[STATED GOAL] Check every line of the entries below for the word "субсидии", and copy the ones that have it.

Records from a data collection:
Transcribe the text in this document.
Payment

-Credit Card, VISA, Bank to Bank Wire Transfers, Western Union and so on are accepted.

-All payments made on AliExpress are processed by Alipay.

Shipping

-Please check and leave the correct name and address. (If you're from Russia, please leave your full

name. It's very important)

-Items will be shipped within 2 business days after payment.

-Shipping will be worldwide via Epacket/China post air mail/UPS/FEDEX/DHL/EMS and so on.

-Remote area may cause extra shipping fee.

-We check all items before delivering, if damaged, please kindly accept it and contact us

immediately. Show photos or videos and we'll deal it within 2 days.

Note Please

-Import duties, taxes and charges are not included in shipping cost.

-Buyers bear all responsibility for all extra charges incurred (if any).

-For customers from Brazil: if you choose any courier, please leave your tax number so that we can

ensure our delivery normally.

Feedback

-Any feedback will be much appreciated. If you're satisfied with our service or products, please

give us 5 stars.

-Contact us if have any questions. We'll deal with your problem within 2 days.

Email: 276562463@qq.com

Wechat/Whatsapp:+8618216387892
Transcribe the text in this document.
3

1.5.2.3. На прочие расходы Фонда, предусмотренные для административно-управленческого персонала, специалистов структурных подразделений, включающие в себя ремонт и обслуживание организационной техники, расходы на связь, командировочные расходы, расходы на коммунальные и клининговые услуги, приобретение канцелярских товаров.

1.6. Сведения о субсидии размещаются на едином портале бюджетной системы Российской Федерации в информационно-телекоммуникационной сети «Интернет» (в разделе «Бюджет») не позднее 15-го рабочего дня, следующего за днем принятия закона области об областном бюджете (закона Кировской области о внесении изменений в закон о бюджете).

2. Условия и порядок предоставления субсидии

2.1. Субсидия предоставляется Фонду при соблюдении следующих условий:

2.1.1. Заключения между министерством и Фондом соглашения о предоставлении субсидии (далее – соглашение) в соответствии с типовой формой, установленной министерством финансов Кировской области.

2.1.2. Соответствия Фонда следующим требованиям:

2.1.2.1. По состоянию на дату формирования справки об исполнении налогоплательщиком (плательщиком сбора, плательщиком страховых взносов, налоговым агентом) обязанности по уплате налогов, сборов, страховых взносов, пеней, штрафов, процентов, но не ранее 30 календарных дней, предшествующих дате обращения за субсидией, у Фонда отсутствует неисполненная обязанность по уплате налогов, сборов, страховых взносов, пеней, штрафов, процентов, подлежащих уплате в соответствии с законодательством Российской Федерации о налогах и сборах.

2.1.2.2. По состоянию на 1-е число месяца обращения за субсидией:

[RESPONSE]
1.6. Сведения о субсидии размещаются на едином портале бюджетной системы Российской Федерации в информационно-телекоммуникационной сети «Интернет» (в разделе «Бюджет») не позднее 15-го рабочего дня, следующего за днем принятия закона области об областном бюджете (закона Кировской области о внесении изменений в закон о бюджете).
2. Условия и порядок предоставления субсидии
2.1.1. Заключения между министерством и Фондом соглашения о предоставлении субсидии (далее – соглашение) в соответствии с типовой формой, установленной министерством финансов Кировской области.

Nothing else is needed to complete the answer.